→ **Trecho selecionado**:
◆ ◆ ◆ ◆ ◆

Pasta se pronunciou nesta quinta-feira (10) com o intuito de “evitar distorções do conteúdo do relatório” enviado nesta quarta-feira (09). Militares pedirão ao TSE investigação técnica urgente sobre eventuais riscos de segurança das urnas eletrônicas
Na manhã desta quinta-feira (10), um dia após divulgar o relatório das Forças Armadas sobre a inspeção das urnas eletrônicas que não indicou fraude no processo eleitoral brasileiro, o Ministério da Defesa veio a público para dizer que não foi bem assim.
“O Ministério da Defesa esclarece que o acurado trabalho da equipe de técnicos militares na fiscalização do sistema eletrônico de votação, embora não tenha apontado, também não excluiu a possibilidade da existência de fraude ou inconsistência nas urnas eletrônicas e no processo eleitoral de 2022”, escreveu a pasta.
De acordo com o Ministério da Defesa, houve possibilidade de risco à segurança das urnas eletrônicas. Além disso, ele alega que os testes não foram suficientes para “afastar a possibilidade da influência de um eventual código malicioso capaz de alterar o funcionamento do sistema de votação”.
Ainda segundo a pasta, o Ministério solicitou ao Tribunal Superior Eleitoral (TSE), com urgência, “a realização de uma investigação técnica sobre o ocorrido na compilação do código-fonte e de uma análise minuciosa dos códigos que efetivamente foram executados nas urnas eletrônicas, criando-se, para esses fins, uma comissão específica de técnicos renomados da sociedade e de técnicos representantes das entidades fiscalizadoras”.
Confira os pontos levantados pelo Ministério da Defesa:
– Houve possível risco à segurança na geração dos programas das urnas eletrônicas devido à ocorrência de acesso dos computadores à rede do Tribunal Superior Eleitoral (TSE) durante a compilação do código-fonte;
– Os testes de funcionalidade das urnas (teste de integridade e projeto-piloto com biometria), da forma como foram realizados não foram suficientes para afastar a possibilidade da influência de um eventual código malicioso capaz de alterar o funcionamento do sistema de votação; e
– Houve restrições ao acesso adequado dos técnicos ao código-fonte e às bibliotecas de software desenvolvidas por terceiros, inviabilizando o completo entendimento da execução do código que abrange mais de 17 milhões de linhas de programação.

◆ ◆ ◆ ◆ ◆

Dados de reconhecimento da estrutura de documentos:
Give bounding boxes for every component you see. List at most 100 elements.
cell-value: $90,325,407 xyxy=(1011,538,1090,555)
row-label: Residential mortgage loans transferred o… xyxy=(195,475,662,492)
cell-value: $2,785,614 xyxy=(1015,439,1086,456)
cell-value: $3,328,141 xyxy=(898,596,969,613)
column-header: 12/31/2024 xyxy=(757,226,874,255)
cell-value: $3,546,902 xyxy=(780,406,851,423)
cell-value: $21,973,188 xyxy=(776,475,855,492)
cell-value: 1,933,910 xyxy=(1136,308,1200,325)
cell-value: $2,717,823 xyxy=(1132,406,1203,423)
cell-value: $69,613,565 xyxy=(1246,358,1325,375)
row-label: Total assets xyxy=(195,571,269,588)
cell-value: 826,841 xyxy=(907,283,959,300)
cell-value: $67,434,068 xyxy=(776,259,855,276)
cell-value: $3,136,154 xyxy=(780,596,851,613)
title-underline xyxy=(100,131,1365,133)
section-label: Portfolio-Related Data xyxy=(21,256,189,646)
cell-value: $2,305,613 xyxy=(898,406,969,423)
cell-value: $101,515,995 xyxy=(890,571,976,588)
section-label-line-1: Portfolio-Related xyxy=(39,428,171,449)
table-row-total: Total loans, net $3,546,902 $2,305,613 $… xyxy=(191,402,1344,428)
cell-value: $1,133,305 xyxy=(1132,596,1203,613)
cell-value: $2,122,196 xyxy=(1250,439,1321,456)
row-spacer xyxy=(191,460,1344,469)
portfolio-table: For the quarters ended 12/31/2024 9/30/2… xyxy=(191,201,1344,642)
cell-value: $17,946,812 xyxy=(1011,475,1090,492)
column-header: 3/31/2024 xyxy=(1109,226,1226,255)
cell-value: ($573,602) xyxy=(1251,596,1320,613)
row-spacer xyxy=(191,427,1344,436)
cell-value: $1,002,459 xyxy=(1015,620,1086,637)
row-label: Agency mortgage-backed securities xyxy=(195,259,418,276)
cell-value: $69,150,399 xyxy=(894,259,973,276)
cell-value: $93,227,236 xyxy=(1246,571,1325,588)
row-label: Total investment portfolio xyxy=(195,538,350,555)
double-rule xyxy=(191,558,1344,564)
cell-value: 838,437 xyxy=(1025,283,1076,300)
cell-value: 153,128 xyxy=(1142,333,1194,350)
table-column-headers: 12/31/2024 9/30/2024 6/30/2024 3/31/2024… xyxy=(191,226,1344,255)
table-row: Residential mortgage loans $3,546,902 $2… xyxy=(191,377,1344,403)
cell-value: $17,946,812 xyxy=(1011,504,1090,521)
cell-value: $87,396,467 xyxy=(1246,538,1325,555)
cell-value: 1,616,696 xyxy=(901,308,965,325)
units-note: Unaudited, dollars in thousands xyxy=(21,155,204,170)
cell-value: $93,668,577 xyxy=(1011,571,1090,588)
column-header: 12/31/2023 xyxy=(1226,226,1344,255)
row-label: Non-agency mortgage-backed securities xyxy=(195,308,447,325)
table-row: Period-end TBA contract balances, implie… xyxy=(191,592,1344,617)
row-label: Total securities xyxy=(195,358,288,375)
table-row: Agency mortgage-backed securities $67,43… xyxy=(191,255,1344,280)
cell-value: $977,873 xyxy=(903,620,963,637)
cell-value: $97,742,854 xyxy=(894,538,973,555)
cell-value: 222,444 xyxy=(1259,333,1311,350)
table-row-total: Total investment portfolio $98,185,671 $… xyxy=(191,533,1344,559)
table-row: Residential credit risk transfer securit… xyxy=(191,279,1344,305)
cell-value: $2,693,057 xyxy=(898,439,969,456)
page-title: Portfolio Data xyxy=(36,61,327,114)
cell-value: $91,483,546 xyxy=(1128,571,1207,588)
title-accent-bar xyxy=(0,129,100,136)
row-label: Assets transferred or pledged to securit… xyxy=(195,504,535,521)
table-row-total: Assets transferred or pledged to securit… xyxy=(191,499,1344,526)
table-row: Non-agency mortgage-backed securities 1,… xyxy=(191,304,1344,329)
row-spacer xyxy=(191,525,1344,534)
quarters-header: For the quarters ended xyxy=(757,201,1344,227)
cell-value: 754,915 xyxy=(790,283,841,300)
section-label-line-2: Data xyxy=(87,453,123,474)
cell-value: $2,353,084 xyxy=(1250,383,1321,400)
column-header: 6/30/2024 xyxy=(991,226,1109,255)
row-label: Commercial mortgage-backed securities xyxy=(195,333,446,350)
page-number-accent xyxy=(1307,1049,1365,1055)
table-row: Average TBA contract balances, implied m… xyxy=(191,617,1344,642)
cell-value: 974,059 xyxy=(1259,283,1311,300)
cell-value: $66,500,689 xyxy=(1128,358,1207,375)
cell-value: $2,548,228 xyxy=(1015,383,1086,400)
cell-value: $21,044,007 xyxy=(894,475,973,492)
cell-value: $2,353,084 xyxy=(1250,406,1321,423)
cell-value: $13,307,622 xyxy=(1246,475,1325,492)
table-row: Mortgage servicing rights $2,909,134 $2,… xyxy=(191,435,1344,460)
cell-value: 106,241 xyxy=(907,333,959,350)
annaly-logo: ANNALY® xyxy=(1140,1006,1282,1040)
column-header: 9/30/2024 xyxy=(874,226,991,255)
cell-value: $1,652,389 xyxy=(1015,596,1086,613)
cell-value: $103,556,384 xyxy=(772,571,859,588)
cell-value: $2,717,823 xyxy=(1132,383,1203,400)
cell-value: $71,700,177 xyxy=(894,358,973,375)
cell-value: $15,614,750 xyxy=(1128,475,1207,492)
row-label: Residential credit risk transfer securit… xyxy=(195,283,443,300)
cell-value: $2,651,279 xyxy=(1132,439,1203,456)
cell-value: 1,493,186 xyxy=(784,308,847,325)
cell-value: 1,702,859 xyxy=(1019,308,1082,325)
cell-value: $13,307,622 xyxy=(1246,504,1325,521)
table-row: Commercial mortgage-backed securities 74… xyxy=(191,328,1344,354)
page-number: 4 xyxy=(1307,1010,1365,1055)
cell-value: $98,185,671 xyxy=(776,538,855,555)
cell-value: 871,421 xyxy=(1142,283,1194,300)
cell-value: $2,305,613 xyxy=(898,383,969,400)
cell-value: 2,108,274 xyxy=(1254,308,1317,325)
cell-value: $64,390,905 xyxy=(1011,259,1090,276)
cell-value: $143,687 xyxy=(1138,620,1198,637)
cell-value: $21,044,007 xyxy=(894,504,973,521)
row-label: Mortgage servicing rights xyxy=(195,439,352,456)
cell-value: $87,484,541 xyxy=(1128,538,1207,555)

◆ ◆ ◆ ◆ ◆

→ **Lista de tarefas**:
(1) Copie do texto sobre as urnas eletrônicas o trecho de "Confira os pontos" até "linhas de programação.".
(2) Responda com base no texto sobre as urnas eletrônicas:
(a) Em que dia da semana o Ministério da Defesa se pronunciou sobre o relatório?
(b) A qual tribunal o Ministério solicitou uma investigação técnica?
(c) Quantas linhas de programação abrange o código mencionado?

→ **Respostas por item**:
(1)
Confira os pontos levantados pelo Ministério da Defesa:
– Houve possível risco à segurança na geração dos programas das urnas eletrônicas devido à ocorrência de acesso dos computadores à rede do Tribunal Superior Eleitoral (TSE) durante a compilação do código-fonte;
– Os testes de funcionalidade das urnas (teste de integridade e projeto-piloto com biometria), da forma como foram realizados não foram suficientes para afastar a possibilidade da influência de um eventual código malicioso capaz de alterar o funcionamento do sistema de votação; e
– Houve restrições ao acesso adequado dos técnicos ao código-fonte e às bibliotecas de software desenvolvidas por terceiros, inviabilizando o completo entendimento da execução do código que abrange mais de 17 milhões de linhas de programação.

(2)
(a) Na quinta-feira (10).
(b) Ao Tribunal Superior Eleitoral (TSE).
(c) Mais de 17 milhões de linhas.